▶ **Job 1**
In the beer review, how many calories per 100ml does Heineken 0.0 have?

Stats (Per 100ml): 15 kcal | 3.0g Carbs | 1.8g Sugar
The Taste Test
Smell-wise, that definitive BrewDog aroma is there, but dialled down like Punk IPA’s quieter, less rowdy little brother. You get that hint of citrusy hops, but without the booze-breath intensity.
And here’s the weird bit—it instantly made me think of the seaside. You know those summer days when there’s a salty breeze in the air and, without warning, your brain goes “fish and chips, now”? That’s what this smell does. It’s not that it smells of fish, obviously, but there’s something about it that nudges your memory—sun-warmed seafronts, a bit of sand stuck to your chips, and the unmistakable scent of vinegar wafting from someone else’s newspaper parcel. It’s nostalgia in a can, in a roundabout, hoppy way.
The first sip of the taste test is alright—clean, light, a bit of fruit and bitterness. Those citrus and pineapple notes show up again, leaving a grapefruit aftertaste.
The Metabolic Reality
But the further down the can you get, the more it falls apart. Like a lot of 0% beers, the ingredients start separating in your mouth. It's exactly like a badly organized school science experiment with a jar of oil and water—the flavours just refuse to mix. You get a flash of citrus, then a watery gap, and then this dry, metallic, gritty finish at the end. You can tell exactly how it was made—they’ve stripped it back and then thrown in a splash of generic concentrate at the end to try and fake the body.
The Verdict
It’s not a total disaster if you just want the ghost of an IPA without the booze, but you definitely know you're drinking a compromise.
Rating: 3.8 / 5
Heineken 0.0
A mainstream juggernaut that completely surprised me.
Stats (Per 100ml): 21 kcal | 4.8g Carbs | 1.3g Sugar
The Taste Test
What really caught me off guard with Heineken 0.0 is how nicely blended it feels. Remember that badly organized school science experiment I just mentioned with the Punk AF? The oil and water refusing to mix? Heineken completely avoids that trap. There’s a light maltiness, just enough sweetness to feel familiar, and a clean, crisp finish that doesn’t hang around too long. No big drama, no flavour clumps fighting each other. It’s smooth and actually feels like one complete drink—not a bunch of separate ingredients pretending to get along.

▶ **Job 2**
Please pick out every line of the records that contains the string "label".

▶ **Record extracts**
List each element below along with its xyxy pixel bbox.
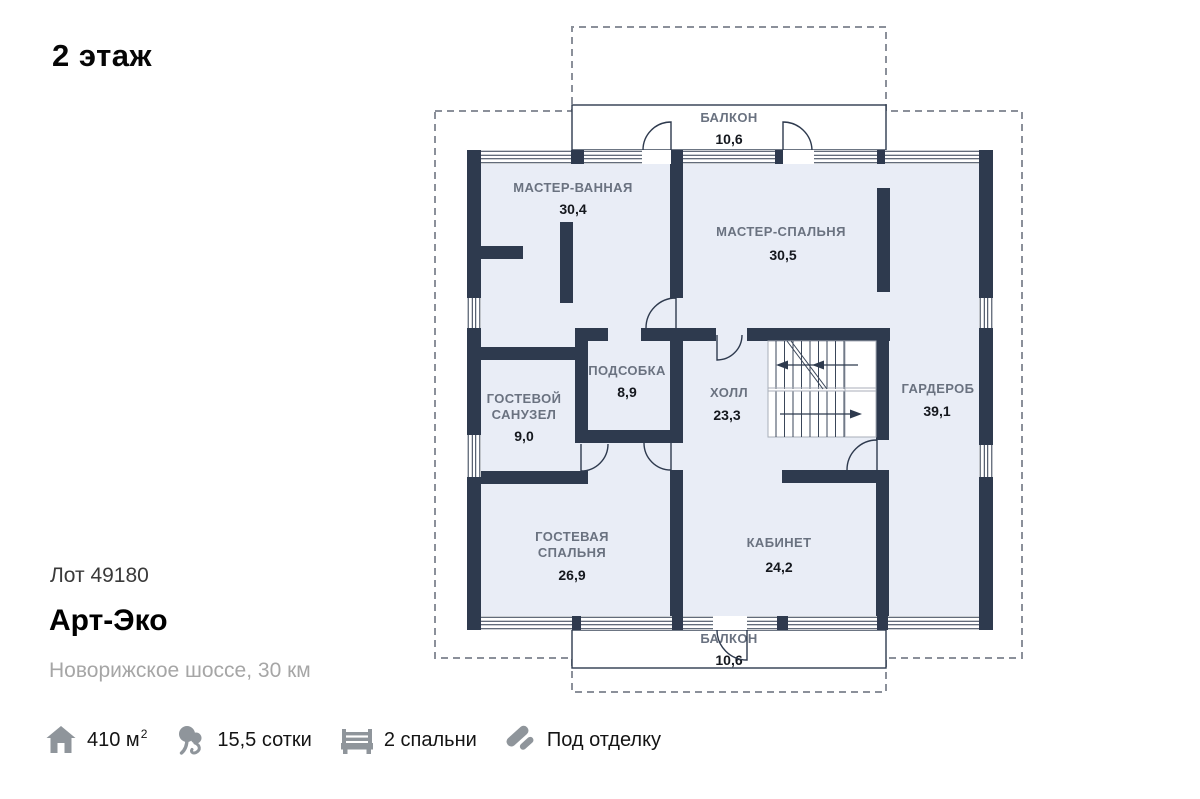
* * *
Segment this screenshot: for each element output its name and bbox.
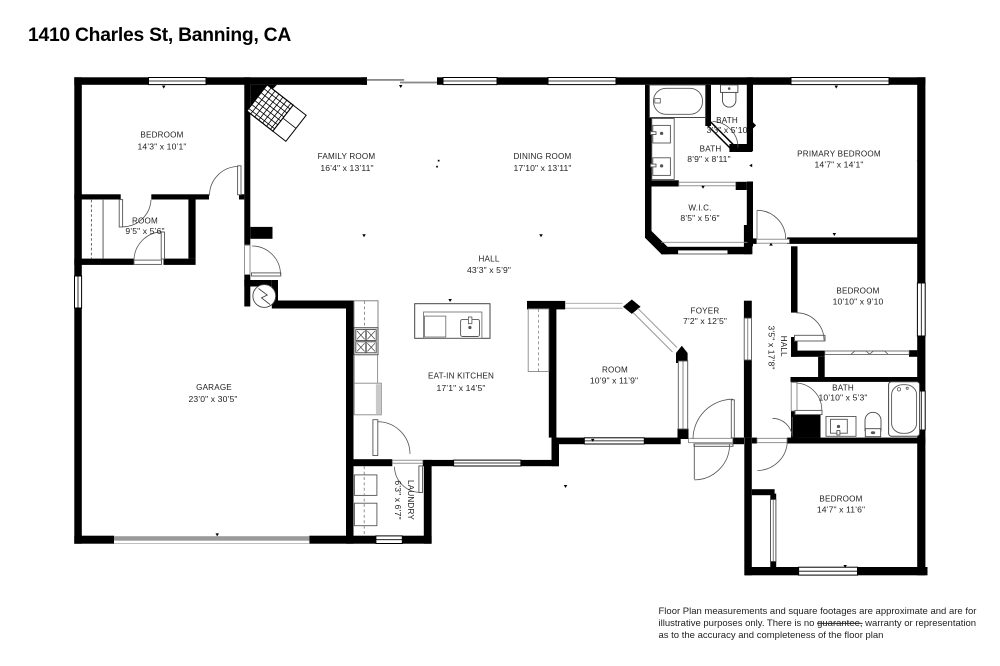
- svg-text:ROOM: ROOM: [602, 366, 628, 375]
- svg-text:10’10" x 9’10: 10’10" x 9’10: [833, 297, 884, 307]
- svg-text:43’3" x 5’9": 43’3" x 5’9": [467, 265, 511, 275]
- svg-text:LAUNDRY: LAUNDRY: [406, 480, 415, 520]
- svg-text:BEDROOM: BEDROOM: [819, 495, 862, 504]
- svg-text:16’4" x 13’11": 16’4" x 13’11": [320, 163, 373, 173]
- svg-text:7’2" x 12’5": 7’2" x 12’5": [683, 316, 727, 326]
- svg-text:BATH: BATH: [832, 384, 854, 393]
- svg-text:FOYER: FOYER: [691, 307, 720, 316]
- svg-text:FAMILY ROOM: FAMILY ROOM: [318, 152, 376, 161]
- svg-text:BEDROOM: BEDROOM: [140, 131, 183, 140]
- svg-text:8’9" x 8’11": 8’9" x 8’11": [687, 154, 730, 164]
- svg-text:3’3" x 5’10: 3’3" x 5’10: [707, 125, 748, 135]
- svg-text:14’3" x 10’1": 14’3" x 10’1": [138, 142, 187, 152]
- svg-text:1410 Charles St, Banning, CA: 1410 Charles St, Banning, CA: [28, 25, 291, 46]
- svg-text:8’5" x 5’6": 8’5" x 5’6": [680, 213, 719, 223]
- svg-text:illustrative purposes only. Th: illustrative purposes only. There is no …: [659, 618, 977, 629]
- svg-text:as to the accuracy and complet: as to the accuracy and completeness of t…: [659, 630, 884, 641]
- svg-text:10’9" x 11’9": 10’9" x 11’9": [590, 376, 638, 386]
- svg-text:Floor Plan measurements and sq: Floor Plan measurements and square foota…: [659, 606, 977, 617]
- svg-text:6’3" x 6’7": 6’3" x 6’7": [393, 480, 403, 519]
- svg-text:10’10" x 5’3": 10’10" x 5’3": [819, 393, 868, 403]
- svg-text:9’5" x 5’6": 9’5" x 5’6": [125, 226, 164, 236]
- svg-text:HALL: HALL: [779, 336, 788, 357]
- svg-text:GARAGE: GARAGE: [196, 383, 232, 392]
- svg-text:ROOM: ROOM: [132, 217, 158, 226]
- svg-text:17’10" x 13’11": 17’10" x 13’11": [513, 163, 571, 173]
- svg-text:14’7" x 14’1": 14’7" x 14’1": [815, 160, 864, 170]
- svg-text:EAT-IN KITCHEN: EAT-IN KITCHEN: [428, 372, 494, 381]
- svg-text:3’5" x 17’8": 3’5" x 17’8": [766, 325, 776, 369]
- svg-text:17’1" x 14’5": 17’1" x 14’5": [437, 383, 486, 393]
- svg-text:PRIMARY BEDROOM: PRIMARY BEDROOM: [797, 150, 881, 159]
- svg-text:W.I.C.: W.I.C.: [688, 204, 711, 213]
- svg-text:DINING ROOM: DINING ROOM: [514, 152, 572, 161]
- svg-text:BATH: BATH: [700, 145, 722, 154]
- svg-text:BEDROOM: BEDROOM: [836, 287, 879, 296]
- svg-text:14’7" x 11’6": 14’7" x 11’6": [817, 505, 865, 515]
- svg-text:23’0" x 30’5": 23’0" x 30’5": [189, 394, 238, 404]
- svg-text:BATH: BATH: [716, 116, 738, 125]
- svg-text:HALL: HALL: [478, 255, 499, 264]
* * *
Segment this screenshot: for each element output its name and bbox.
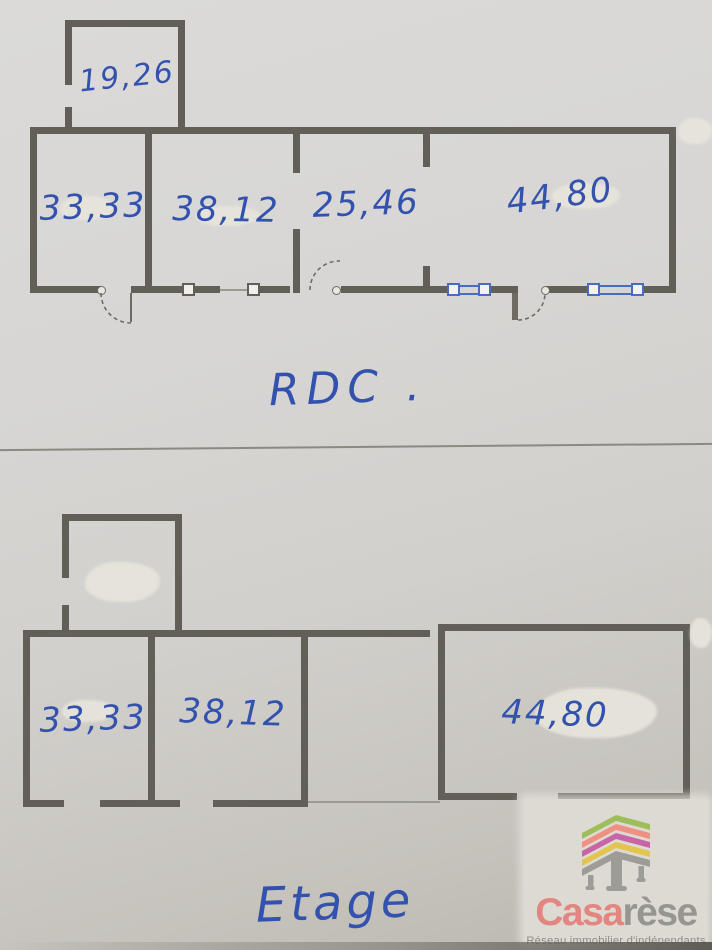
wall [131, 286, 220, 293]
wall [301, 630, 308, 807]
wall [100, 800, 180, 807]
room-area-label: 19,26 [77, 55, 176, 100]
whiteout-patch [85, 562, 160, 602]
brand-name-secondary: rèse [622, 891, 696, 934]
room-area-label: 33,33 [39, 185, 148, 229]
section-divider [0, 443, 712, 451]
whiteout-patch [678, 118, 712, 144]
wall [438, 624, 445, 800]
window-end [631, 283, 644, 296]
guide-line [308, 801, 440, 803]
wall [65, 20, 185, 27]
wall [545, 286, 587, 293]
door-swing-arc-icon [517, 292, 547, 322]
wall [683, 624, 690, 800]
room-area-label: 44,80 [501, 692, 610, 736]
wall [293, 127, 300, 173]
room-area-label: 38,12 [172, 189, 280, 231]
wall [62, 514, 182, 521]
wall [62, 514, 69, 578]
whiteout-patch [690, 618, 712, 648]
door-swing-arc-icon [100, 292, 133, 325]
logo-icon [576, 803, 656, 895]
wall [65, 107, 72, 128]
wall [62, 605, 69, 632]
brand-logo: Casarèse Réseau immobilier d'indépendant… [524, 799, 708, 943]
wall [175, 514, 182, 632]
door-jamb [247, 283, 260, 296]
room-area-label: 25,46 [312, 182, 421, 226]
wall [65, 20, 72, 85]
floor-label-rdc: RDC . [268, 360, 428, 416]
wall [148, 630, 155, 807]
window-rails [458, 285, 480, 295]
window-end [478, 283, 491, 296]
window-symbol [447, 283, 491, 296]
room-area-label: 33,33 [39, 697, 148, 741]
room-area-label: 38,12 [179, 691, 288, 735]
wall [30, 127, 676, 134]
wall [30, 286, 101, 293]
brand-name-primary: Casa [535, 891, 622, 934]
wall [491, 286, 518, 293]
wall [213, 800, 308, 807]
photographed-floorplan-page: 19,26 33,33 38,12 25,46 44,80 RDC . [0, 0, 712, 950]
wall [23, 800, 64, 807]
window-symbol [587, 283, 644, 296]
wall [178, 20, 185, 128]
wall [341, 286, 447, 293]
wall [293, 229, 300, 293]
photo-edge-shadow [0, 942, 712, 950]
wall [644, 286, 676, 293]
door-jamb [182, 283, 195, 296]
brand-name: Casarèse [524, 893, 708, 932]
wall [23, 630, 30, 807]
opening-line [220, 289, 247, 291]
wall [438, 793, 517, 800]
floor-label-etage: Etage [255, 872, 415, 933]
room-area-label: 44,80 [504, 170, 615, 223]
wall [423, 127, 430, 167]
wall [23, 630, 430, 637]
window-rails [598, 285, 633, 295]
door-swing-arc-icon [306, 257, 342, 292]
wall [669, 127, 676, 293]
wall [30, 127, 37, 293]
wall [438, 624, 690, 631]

▶ **Written reply 1**
21 kcal per 100ml.

▶ **Written reply 2**
room-area-label: 19,26 [77, 55, 176, 100]
room-area-label: 33,33 [39, 185, 148, 229]
room-area-label: 44,80 [501, 692, 610, 736]
room-area-label: 38,12 [172, 189, 280, 231]
room-area-label: 25,46 [312, 182, 421, 226]
floor-label-rdc: RDC . [268, 360, 428, 416]
room-area-label: 33,33 [39, 697, 148, 741]
room-area-label: 38,12 [179, 691, 288, 735]
floor-label-etage: Etage [255, 872, 415, 933]
room-area-label: 44,80 [504, 170, 615, 223]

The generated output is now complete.